Every line that contains "name" counts once; give the total number of such lines, with no other words.

** Start **

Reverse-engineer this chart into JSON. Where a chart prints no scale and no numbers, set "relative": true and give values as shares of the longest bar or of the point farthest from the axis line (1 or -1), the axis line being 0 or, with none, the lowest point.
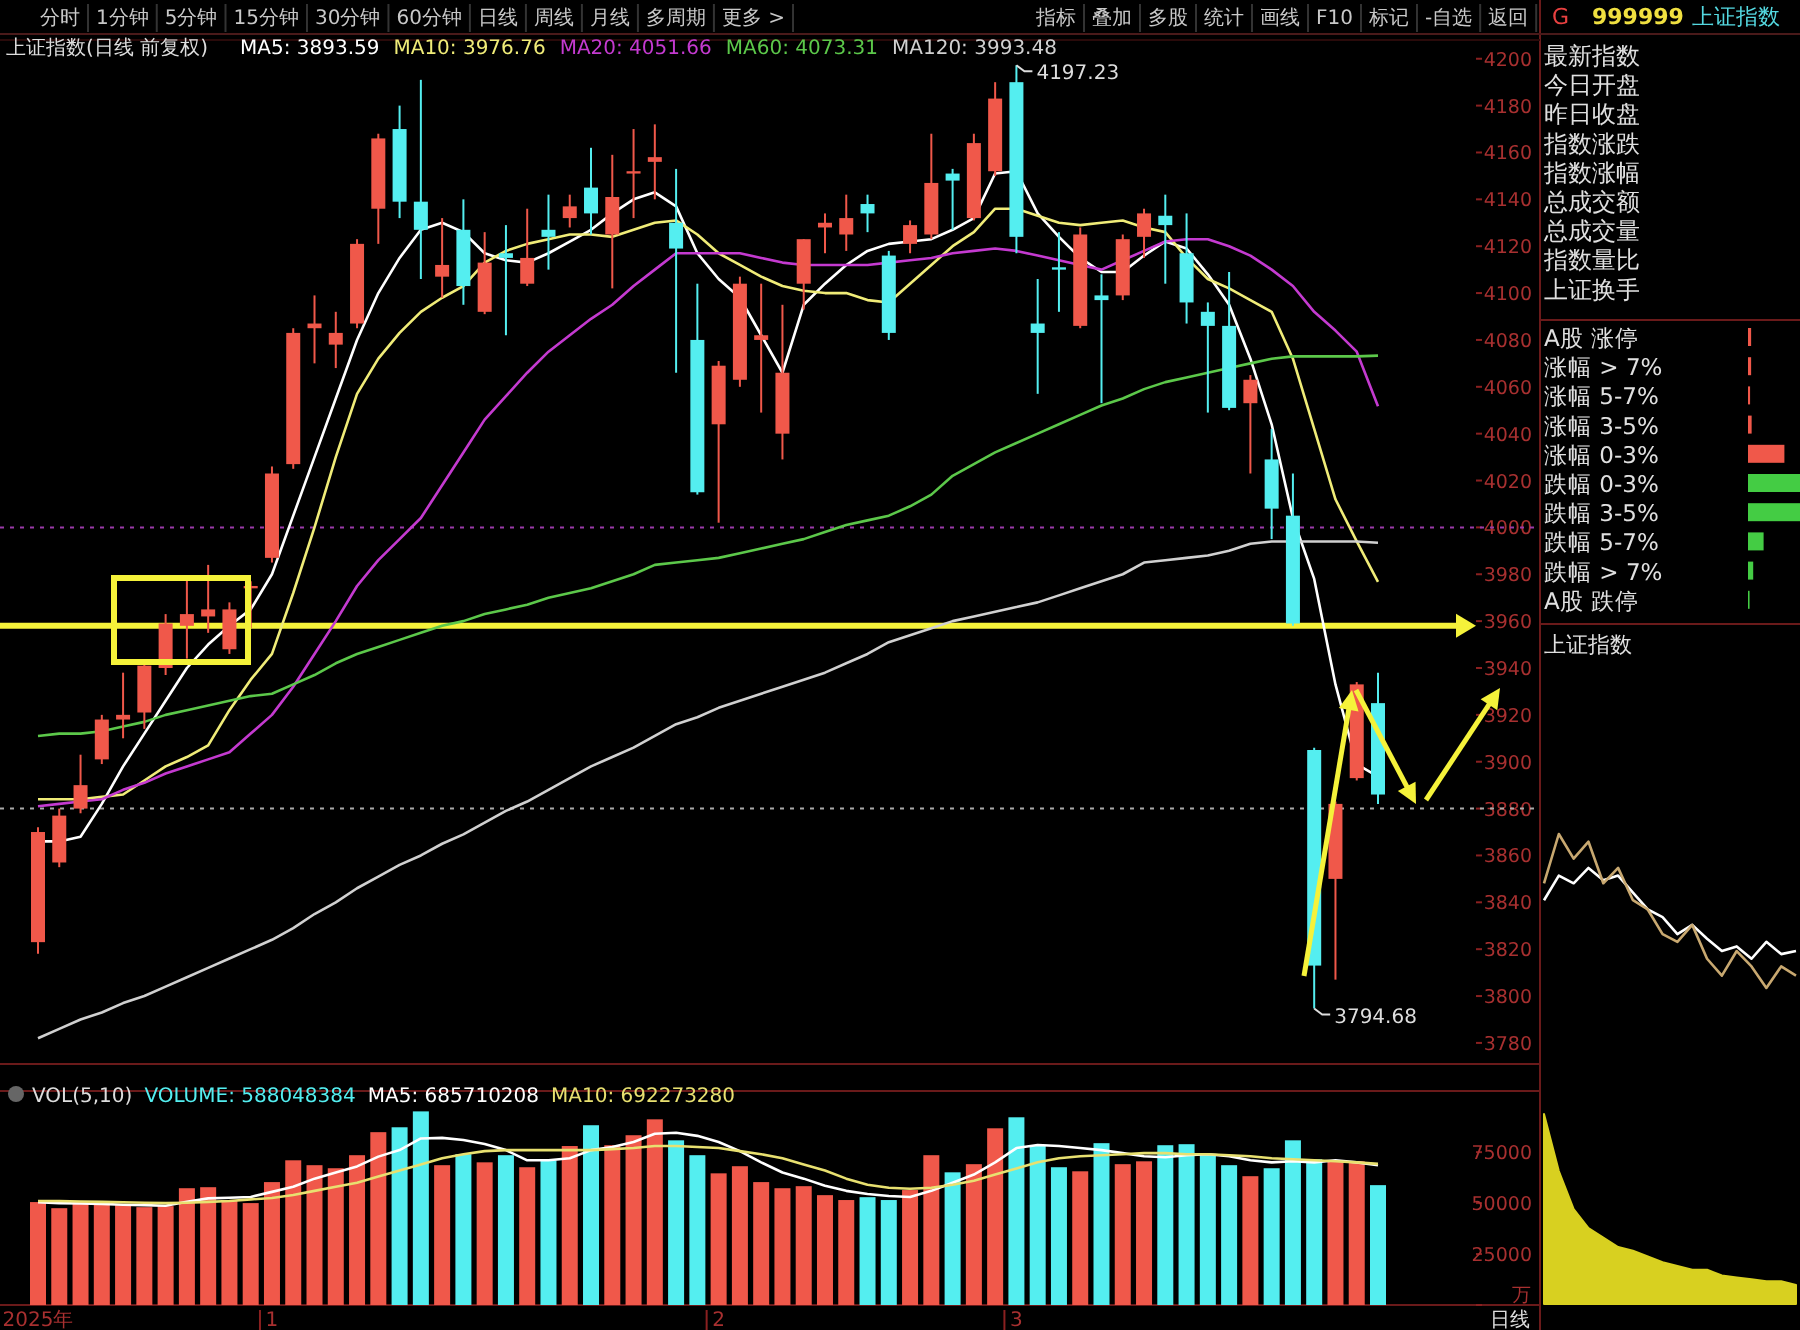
{
  "chart_data": [
    {
      "type": "candlestick",
      "title": "上证指数(日线 前复权)",
      "categories": [
        null,
        null,
        null,
        null,
        null,
        null,
        null,
        null,
        null,
        null,
        null,
        null,
        null,
        null,
        null,
        null,
        null,
        null,
        null,
        null,
        null,
        null,
        null,
        null,
        null,
        null,
        null,
        null,
        null,
        null,
        null,
        null,
        null,
        null,
        null,
        null,
        null,
        null,
        null,
        null,
        null,
        null,
        null,
        null,
        null,
        null,
        null,
        null,
        null,
        null,
        null,
        null,
        null,
        null,
        null,
        null,
        null,
        null,
        null,
        null,
        null,
        null,
        null,
        null
      ],
      "ohlc": [
        [
          3823,
          3872,
          3818,
          3870
        ],
        [
          3857,
          3880,
          3855,
          3877
        ],
        [
          3880,
          3903,
          3878,
          3890
        ],
        [
          3901,
          3920,
          3899,
          3918
        ],
        [
          3918,
          3938,
          3910,
          3920
        ],
        [
          3921,
          3942,
          3914,
          3941
        ],
        [
          3940,
          3963,
          3937,
          3959
        ],
        [
          3958,
          3978,
          3944,
          3963
        ],
        [
          3962,
          3984,
          3955,
          3965
        ],
        [
          3948,
          3968,
          3946,
          3965
        ],
        [
          3974,
          3977,
          3957,
          3975
        ],
        [
          3987,
          4026,
          3985,
          4023
        ],
        [
          4027,
          4085,
          4025,
          4083
        ],
        [
          4085,
          4099,
          4070,
          4087
        ],
        [
          4078,
          4092,
          4068,
          4083
        ],
        [
          4087,
          4123,
          4085,
          4121
        ],
        [
          4136,
          4168,
          4121,
          4166
        ],
        [
          4170,
          4180,
          4132,
          4139
        ],
        [
          4139,
          4191,
          4106,
          4127
        ],
        [
          4107,
          4132,
          4098,
          4112
        ],
        [
          4127,
          4140,
          4095,
          4103
        ],
        [
          4092,
          4126,
          4091,
          4113
        ],
        [
          4117,
          4129,
          4082,
          4115
        ],
        [
          4104,
          4136,
          4103,
          4115
        ],
        [
          4127,
          4142,
          4110,
          4124
        ],
        [
          4132,
          4142,
          4128,
          4137
        ],
        [
          4145,
          4162,
          4125,
          4134
        ],
        [
          4125,
          4159,
          4102,
          4141
        ],
        [
          4151,
          4170,
          4132,
          4152
        ],
        [
          4156,
          4172,
          4140,
          4158
        ],
        [
          4130,
          4153,
          4066,
          4119
        ],
        [
          4080,
          4104,
          4014,
          4015
        ],
        [
          4044,
          4071,
          4002,
          4069
        ],
        [
          4063,
          4107,
          4060,
          4104
        ],
        [
          4080,
          4104,
          4049,
          4082
        ],
        [
          4040,
          4095,
          4029,
          4066
        ],
        [
          4104,
          4123,
          4093,
          4123
        ],
        [
          4128,
          4134,
          4117,
          4130
        ],
        [
          4125,
          4142,
          4118,
          4132
        ],
        [
          4138,
          4142,
          4126,
          4134
        ],
        [
          4116,
          4118,
          4080,
          4083
        ],
        [
          4121,
          4131,
          4117,
          4129
        ],
        [
          4125,
          4168,
          4123,
          4147
        ],
        [
          4151,
          4153,
          4127,
          4148
        ],
        [
          4132,
          4168,
          4131,
          4164
        ],
        [
          4152,
          4190,
          4150,
          4183
        ],
        [
          4190,
          4197.23,
          4117,
          4124
        ],
        [
          4087,
          4106,
          4057,
          4083
        ],
        [
          4111,
          4126,
          4092,
          4110
        ],
        [
          4086,
          4128,
          4085,
          4125
        ],
        [
          4099,
          4108,
          4053,
          4097
        ],
        [
          4099,
          4125,
          4097,
          4123
        ],
        [
          4124,
          4136,
          4115,
          4134
        ],
        [
          4133,
          4142,
          4104,
          4129
        ],
        [
          4117,
          4134,
          4087,
          4096
        ],
        [
          4092,
          4096,
          4049,
          4086
        ],
        [
          4086,
          4109,
          4050,
          4051
        ],
        [
          4053,
          4065,
          4023,
          4063
        ],
        [
          4029,
          4042,
          3995,
          4008
        ],
        [
          4005,
          4023,
          3958,
          3959
        ],
        [
          3905,
          3906,
          3794.68,
          3813
        ],
        [
          3850,
          3883,
          3807,
          3882
        ],
        [
          3893,
          3934,
          3892,
          3933
        ],
        [
          3925,
          3938,
          3882,
          3886
        ]
      ],
      "colors": [
        "#f0584a",
        "#f0584a",
        "#f0584a",
        "#f0584a",
        "#f0584a",
        "#f0584a",
        "#f0584a",
        "#f0584a",
        "#f0584a",
        "#f0584a",
        "#f0584a",
        "#f0584a",
        "#f0584a",
        "#f0584a",
        "#f0584a",
        "#f0584a",
        "#f0584a",
        "#54eef0",
        "#54eef0",
        "#f0584a",
        "#54eef0",
        "#f0584a",
        "#54eef0",
        "#f0584a",
        "#54eef0",
        "#f0584a",
        "#54eef0",
        "#f0584a",
        "#f0584a",
        "#f0584a",
        "#54eef0",
        "#54eef0",
        "#f0584a",
        "#f0584a",
        "#f0584a",
        "#f0584a",
        "#f0584a",
        "#f0584a",
        "#f0584a",
        "#54eef0",
        "#54eef0",
        "#f0584a",
        "#f0584a",
        "#54eef0",
        "#f0584a",
        "#f0584a",
        "#54eef0",
        "#54eef0",
        "#54eef0",
        "#f0584a",
        "#54eef0",
        "#f0584a",
        "#f0584a",
        "#54eef0",
        "#54eef0",
        "#54eef0",
        "#54eef0",
        "#f0584a",
        "#54eef0",
        "#54eef0",
        "#54eef0",
        "#f0584a",
        "#f0584a",
        "#54eef0"
      ],
      "series": [
        {
          "name": "MA5: 3893.59",
          "type": "line",
          "color": "#ffffff",
          "values": [
            3866,
            3866,
            3868,
            3882,
            3898,
            3912,
            3926,
            3940,
            3950,
            3958,
            3965,
            3980,
            4005,
            4030,
            4055,
            4080,
            4100,
            4115,
            4127,
            4130,
            4126,
            4117,
            4114,
            4113,
            4117,
            4122,
            4127,
            4134,
            4140,
            4143,
            4137,
            4117,
            4106,
            4098,
            4082,
            4066,
            4095,
            4104,
            4112,
            4118,
            4121,
            4122,
            4123,
            4127,
            4132,
            4151,
            4152,
            4134,
            4124,
            4115,
            4109,
            4109,
            4116,
            4122,
            4119,
            4108,
            4095,
            4072,
            4044,
            4004,
            3978,
            3933,
            3899,
            3893.59
          ]
        },
        {
          "name": "MA10: 3976.76",
          "type": "line",
          "color": "#f0ec78",
          "values": [
            3884,
            3884,
            3884,
            3885,
            3886,
            3892,
            3898,
            3902,
            3907,
            3922,
            3935,
            3946,
            3972,
            4000,
            4030,
            4057,
            4072,
            4083,
            4092,
            4098,
            4103,
            4113,
            4118,
            4121,
            4123,
            4125,
            4125,
            4124,
            4127,
            4130,
            4131,
            4125,
            4117,
            4112,
            4107,
            4103,
            4101,
            4100,
            4100,
            4097,
            4096,
            4104,
            4112,
            4120,
            4126,
            4136,
            4136,
            4133,
            4130,
            4129,
            4130,
            4131,
            4128,
            4126,
            4115,
            4106,
            4102,
            4097,
            4092,
            4072,
            4042,
            4012,
            3994,
            3976.76
          ]
        },
        {
          "name": "MA20: 4051.66",
          "type": "line",
          "color": "#c43ad0",
          "values": [
            3881,
            3882,
            3883,
            3884,
            3888,
            3891,
            3895,
            3898,
            3901,
            3904,
            3912,
            3920,
            3932,
            3946,
            3960,
            3975,
            3986,
            3995,
            4004,
            4018,
            4032,
            4046,
            4056,
            4066,
            4075,
            4082,
            4089,
            4095,
            4103,
            4110,
            4117,
            4117,
            4117,
            4117,
            4115,
            4113,
            4112,
            4112,
            4112,
            4112,
            4113,
            4114,
            4115,
            4117,
            4118,
            4119,
            4118,
            4116,
            4114,
            4112,
            4110,
            4114,
            4118,
            4122,
            4123,
            4123,
            4120,
            4116,
            4110,
            4103,
            4092,
            4084,
            4075,
            4051.66
          ]
        },
        {
          "name": "MA60: 4073.31",
          "type": "line",
          "color": "#5cc84a",
          "values": [
            3911,
            3912,
            3912,
            3913,
            3915,
            3917,
            3920,
            3922,
            3924,
            3926,
            3928,
            3929,
            3933,
            3937,
            3942,
            3946,
            3949,
            3952,
            3955,
            3958,
            3960,
            3963,
            3965,
            3967,
            3970,
            3972,
            3974,
            3977,
            3980,
            3984,
            3985,
            3986,
            3987,
            3989,
            3991,
            3993,
            3995,
            3998,
            4001,
            4003,
            4005,
            4009,
            4014,
            4022,
            4027,
            4032,
            4036,
            4040,
            4044,
            4048,
            4052,
            4055,
            4059,
            4062,
            4064,
            4066,
            4068,
            4070,
            4072,
            4073,
            4073,
            4073,
            4073,
            4073.31
          ]
        },
        {
          "name": "MA120: 3993.48",
          "type": "line",
          "color": "#d0d0d0",
          "values": [
            3782,
            3786,
            3790,
            3793,
            3797,
            3800,
            3804,
            3808,
            3812,
            3816,
            3820,
            3824,
            3829,
            3835,
            3840,
            3846,
            3851,
            3856,
            3860,
            3865,
            3869,
            3874,
            3879,
            3883,
            3888,
            3893,
            3898,
            3902,
            3906,
            3911,
            3916,
            3919,
            3923,
            3926,
            3929,
            3932,
            3935,
            3938,
            3942,
            3946,
            3951,
            3954,
            3957,
            3960,
            3962,
            3964,
            3966,
            3968,
            3971,
            3974,
            3977,
            3980,
            3985,
            3986,
            3987,
            3988,
            3990,
            3993,
            3994,
            3994,
            3994,
            3994,
            3994,
            3993.48
          ]
        }
      ],
      "ylim": [
        3771,
        4208
      ],
      "yticks": [
        3780,
        3800,
        3820,
        3840,
        3860,
        3880,
        3900,
        3920,
        3940,
        3960,
        3980,
        4000,
        4020,
        4040,
        4060,
        4080,
        4100,
        4120,
        4140,
        4160,
        4180,
        4200
      ],
      "tick_labels": "y",
      "ref_lines": [
        {
          "axis": "y",
          "value": 4000,
          "color": "#9a3aa8",
          "line_style": "dotted"
        },
        {
          "axis": "y",
          "value": 3880,
          "color": "#aaaaaa",
          "line_style": "dotted"
        },
        {
          "axis": "y",
          "value": 3958,
          "color": "#f5f23a",
          "line_style": "solid"
        }
      ],
      "annotations": [
        "4197.23",
        "3794.68"
      ]
    },
    {
      "type": "bar",
      "title": "VOL(5,10)",
      "categories": [
        "2025年",
        null,
        null,
        null,
        null,
        null,
        null,
        null,
        null,
        null,
        null,
        "1",
        null,
        null,
        null,
        null,
        null,
        null,
        null,
        null,
        null,
        null,
        null,
        null,
        null,
        null,
        null,
        null,
        null,
        null,
        null,
        null,
        "2",
        null,
        null,
        null,
        null,
        null,
        null,
        null,
        null,
        null,
        null,
        null,
        null,
        null,
        "3",
        null,
        null,
        null,
        null,
        null,
        null,
        null,
        null,
        null,
        null,
        null,
        null,
        null,
        null,
        null,
        null,
        null
      ],
      "series": [
        {
          "name": "VOLUME: 588048384",
          "colors": [
            "#f0584a",
            "#f0584a",
            "#f0584a",
            "#f0584a",
            "#f0584a",
            "#f0584a",
            "#f0584a",
            "#f0584a",
            "#f0584a",
            "#f0584a",
            "#f0584a",
            "#f0584a",
            "#f0584a",
            "#f0584a",
            "#f0584a",
            "#f0584a",
            "#f0584a",
            "#54eef0",
            "#54eef0",
            "#f0584a",
            "#54eef0",
            "#f0584a",
            "#54eef0",
            "#f0584a",
            "#54eef0",
            "#f0584a",
            "#54eef0",
            "#f0584a",
            "#f0584a",
            "#f0584a",
            "#54eef0",
            "#54eef0",
            "#f0584a",
            "#f0584a",
            "#f0584a",
            "#f0584a",
            "#f0584a",
            "#f0584a",
            "#f0584a",
            "#54eef0",
            "#54eef0",
            "#f0584a",
            "#f0584a",
            "#54eef0",
            "#f0584a",
            "#f0584a",
            "#54eef0",
            "#54eef0",
            "#54eef0",
            "#f0584a",
            "#54eef0",
            "#f0584a",
            "#f0584a",
            "#54eef0",
            "#54eef0",
            "#54eef0",
            "#54eef0",
            "#f0584a",
            "#54eef0",
            "#54eef0",
            "#54eef0",
            "#f0584a",
            "#f0584a",
            "#54eef0"
          ],
          "values": [
            50500,
            47500,
            50500,
            50500,
            49000,
            48000,
            48500,
            57300,
            57800,
            51500,
            50000,
            60300,
            71000,
            68600,
            67100,
            73500,
            84800,
            87200,
            95000,
            68600,
            74000,
            70000,
            73500,
            67600,
            71000,
            78000,
            88200,
            78400,
            83300,
            91100,
            80800,
            73500,
            64600,
            68100,
            60300,
            57300,
            58300,
            53900,
            51500,
            52900,
            51500,
            56400,
            73500,
            65100,
            69100,
            86700,
            92100,
            78400,
            67600,
            65600,
            79400,
            69100,
            70500,
            78400,
            78900,
            73500,
            68600,
            63200,
            67100,
            80800,
            71500,
            71000,
            70500,
            58805
          ]
        },
        {
          "name": "MA5: 685710208",
          "type": "line",
          "color": "#ffffff",
          "values": [
            50500,
            50000,
            49800,
            49600,
            49200,
            49000,
            48700,
            50700,
            52300,
            52600,
            53000,
            55500,
            58000,
            62000,
            65000,
            68000,
            72800,
            76000,
            81700,
            82000,
            81000,
            79000,
            76000,
            71000,
            71000,
            72000,
            76000,
            77500,
            80000,
            84000,
            84500,
            83000,
            80000,
            75500,
            70000,
            65000,
            62000,
            58500,
            56000,
            54500,
            53500,
            53000,
            56000,
            60000,
            64000,
            70000,
            77000,
            78500,
            78000,
            77000,
            76000,
            74500,
            73000,
            72500,
            73500,
            74000,
            73000,
            71000,
            70000,
            70500,
            70000,
            71000,
            70000,
            68571
          ]
        },
        {
          "name": "MA10: 692273280",
          "type": "line",
          "color": "#e8e070",
          "values": [
            51000,
            51000,
            50800,
            50600,
            50400,
            50200,
            50000,
            50200,
            50600,
            51000,
            51800,
            52500,
            54000,
            56000,
            58000,
            60000,
            63000,
            66000,
            69000,
            72000,
            74000,
            75500,
            76000,
            76000,
            76000,
            76000,
            76000,
            76500,
            77000,
            78000,
            78000,
            77500,
            77000,
            75500,
            74000,
            72000,
            69000,
            66000,
            62000,
            59000,
            57500,
            57000,
            57500,
            59000,
            61000,
            64000,
            67000,
            70000,
            72000,
            73000,
            73500,
            74000,
            74500,
            74500,
            74000,
            74000,
            73500,
            73000,
            72000,
            71500,
            71000,
            70500,
            70000,
            69227
          ]
        }
      ],
      "ylim": [
        0,
        105000
      ],
      "yticks": [
        {
          "value": 0,
          "label": "万"
        },
        25000,
        50000,
        75000
      ],
      "annotations": [
        "日线"
      ]
    },
    {
      "type": "other",
      "annotations": [
        "分时",
        "1分钟",
        "5分钟",
        "15分钟",
        "30分钟",
        "60分钟",
        "日线",
        "周线",
        "月线",
        "多周期",
        "更多 >"
      ]
    },
    {
      "type": "other",
      "annotations": [
        "指标",
        "叠加",
        "多股",
        "统计",
        "画线",
        "F10",
        "标记",
        "-自选",
        "返回"
      ]
    },
    {
      "type": "other",
      "title": "999999",
      "subtitle": "上证指数",
      "annotations": [
        "G",
        "最新指数",
        "今日开盘",
        "昨日收盘",
        "指数涨跌",
        "指数涨幅",
        "总成交额",
        "总成交量",
        "指数量比",
        "上证换手"
      ]
    },
    {
      "type": "bar",
      "orientation": "horizontal",
      "relative": true,
      "categories": [
        "A股 涨停",
        "涨幅 > 7%",
        "涨幅 5-7%",
        "涨幅 3-5%",
        "涨幅 0-3%",
        "跌幅 0-3%",
        "跌幅 3-5%",
        "跌幅 5-7%",
        "跌幅 > 7%",
        "A股 跌停"
      ],
      "values": [
        0.06,
        0.06,
        0.04,
        0.07,
        0.7,
        1,
        1,
        0.3,
        0.1,
        0.03
      ],
      "colors": [
        "#f0584a",
        "#f0584a",
        "#f0584a",
        "#f0584a",
        "#f0584a",
        "#44cc44",
        "#44cc44",
        "#44cc44",
        "#44cc44",
        "#44cc44"
      ]
    },
    {
      "type": "line",
      "title": "上证指数",
      "relative": true,
      "categories": [
        null,
        null,
        null,
        null,
        null,
        null,
        null,
        null,
        null,
        null,
        null,
        null,
        null,
        null,
        null,
        null,
        null,
        null
      ],
      "series": [
        {
          "color": "#ffffff",
          "values": [
            0.57,
            0.73,
            0.68,
            0.78,
            0.7,
            0.73,
            0.62,
            0.51,
            0.46,
            0.35,
            0.41,
            0.32,
            0.24,
            0.27,
            0.19,
            0.3,
            0.22,
            0.24
          ]
        },
        {
          "color": "#c8a870",
          "values": [
            0.68,
            1,
            0.84,
            0.95,
            0.68,
            0.78,
            0.57,
            0.51,
            0.35,
            0.3,
            0.41,
            0.19,
            0.08,
            0.24,
            0.14,
            0,
            0.14,
            0.08
          ]
        }
      ]
    },
    {
      "type": "area",
      "relative": true,
      "categories": [
        null,
        null,
        null,
        null,
        null,
        null,
        null,
        null,
        null,
        null,
        null,
        null,
        null,
        null,
        null,
        null,
        null,
        null
      ],
      "values": [
        1,
        0.7,
        0.5,
        0.4,
        0.35,
        0.3,
        0.28,
        0.25,
        0.22,
        0.2,
        0.18,
        0.18,
        0.15,
        0.14,
        0.13,
        0.12,
        0.12,
        0.1
      ],
      "color": "#d8d020"
    }
  ]
}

** End **

*The response*. 8